Return all entries precisely as they stand, without the images.

:: DATA FOR PROCESSING ::

+++

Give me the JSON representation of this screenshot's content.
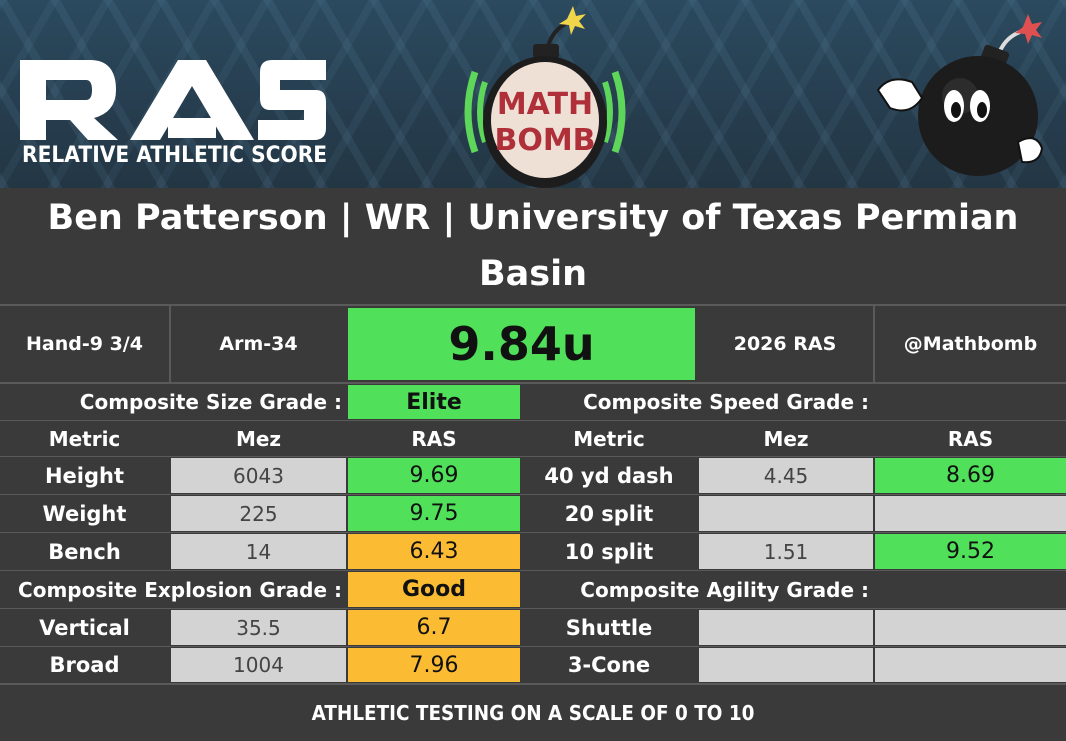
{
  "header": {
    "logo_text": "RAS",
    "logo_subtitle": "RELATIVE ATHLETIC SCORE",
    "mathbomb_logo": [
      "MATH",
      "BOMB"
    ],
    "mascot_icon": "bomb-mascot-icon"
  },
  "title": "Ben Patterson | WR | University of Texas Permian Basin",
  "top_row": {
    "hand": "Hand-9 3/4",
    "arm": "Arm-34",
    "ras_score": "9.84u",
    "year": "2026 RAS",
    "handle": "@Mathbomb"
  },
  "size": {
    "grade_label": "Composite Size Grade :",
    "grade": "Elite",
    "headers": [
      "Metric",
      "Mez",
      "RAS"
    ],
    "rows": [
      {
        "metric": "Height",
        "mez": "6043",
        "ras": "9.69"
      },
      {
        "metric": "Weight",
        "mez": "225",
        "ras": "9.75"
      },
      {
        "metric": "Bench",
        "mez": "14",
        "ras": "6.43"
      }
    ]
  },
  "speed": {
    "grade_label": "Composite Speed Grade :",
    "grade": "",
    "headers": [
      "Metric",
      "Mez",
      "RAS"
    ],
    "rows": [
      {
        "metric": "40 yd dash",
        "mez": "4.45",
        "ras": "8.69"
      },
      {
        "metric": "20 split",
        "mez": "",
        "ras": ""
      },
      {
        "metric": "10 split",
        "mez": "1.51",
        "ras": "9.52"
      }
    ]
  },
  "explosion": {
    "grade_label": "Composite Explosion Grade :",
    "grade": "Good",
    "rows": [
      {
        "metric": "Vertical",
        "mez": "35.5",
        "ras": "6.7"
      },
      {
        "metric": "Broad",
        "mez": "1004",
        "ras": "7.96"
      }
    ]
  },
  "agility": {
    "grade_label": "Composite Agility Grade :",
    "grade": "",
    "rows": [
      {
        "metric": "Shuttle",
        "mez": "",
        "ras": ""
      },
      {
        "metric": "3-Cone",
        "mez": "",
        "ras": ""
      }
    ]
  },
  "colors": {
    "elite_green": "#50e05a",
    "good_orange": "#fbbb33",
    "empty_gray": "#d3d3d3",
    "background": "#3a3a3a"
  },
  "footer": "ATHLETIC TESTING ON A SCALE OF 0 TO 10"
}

+++

:: OUTPUT FOR THIS TASK ::
Give me the JSON representation of this screenshot's content.
{
  "header": {
    "logo_text": "RAS",
    "logo_subtitle": "RELATIVE ATHLETIC SCORE",
    "mathbomb_logo": [
      "MATH",
      "BOMB"
    ],
    "mascot_icon": "bomb-mascot-icon"
  },
  "title": "Ben Patterson | WR | University of Texas Permian Basin",
  "top_row": {
    "hand": "Hand-9 3/4",
    "arm": "Arm-34",
    "ras_score": "9.84u",
    "year": "2026 RAS",
    "handle": "@Mathbomb"
  },
  "size": {
    "grade_label": "Composite Size Grade :",
    "grade": "Elite",
    "headers": [
      "Metric",
      "Mez",
      "RAS"
    ],
    "rows": [
      {
        "metric": "Height",
        "mez": "6043",
        "ras": "9.69"
      },
      {
        "metric": "Weight",
        "mez": "225",
        "ras": "9.75"
      },
      {
        "metric": "Bench",
        "mez": "14",
        "ras": "6.43"
      }
    ]
  },
  "speed": {
    "grade_label": "Composite Speed Grade :",
    "grade": "",
    "headers": [
      "Metric",
      "Mez",
      "RAS"
    ],
    "rows": [
      {
        "metric": "40 yd dash",
        "mez": "4.45",
        "ras": "8.69"
      },
      {
        "metric": "20 split",
        "mez": "",
        "ras": ""
      },
      {
        "metric": "10 split",
        "mez": "1.51",
        "ras": "9.52"
      }
    ]
  },
  "explosion": {
    "grade_label": "Composite Explosion Grade :",
    "grade": "Good",
    "rows": [
      {
        "metric": "Vertical",
        "mez": "35.5",
        "ras": "6.7"
      },
      {
        "metric": "Broad",
        "mez": "1004",
        "ras": "7.96"
      }
    ]
  },
  "agility": {
    "grade_label": "Composite Agility Grade :",
    "grade": "",
    "rows": [
      {
        "metric": "Shuttle",
        "mez": "",
        "ras": ""
      },
      {
        "metric": "3-Cone",
        "mez": "",
        "ras": ""
      }
    ]
  },
  "colors": {
    "elite_green": "#50e05a",
    "good_orange": "#fbbb33",
    "empty_gray": "#d3d3d3",
    "background": "#3a3a3a"
  },
  "footer": "ATHLETIC TESTING ON A SCALE OF 0 TO 10"
}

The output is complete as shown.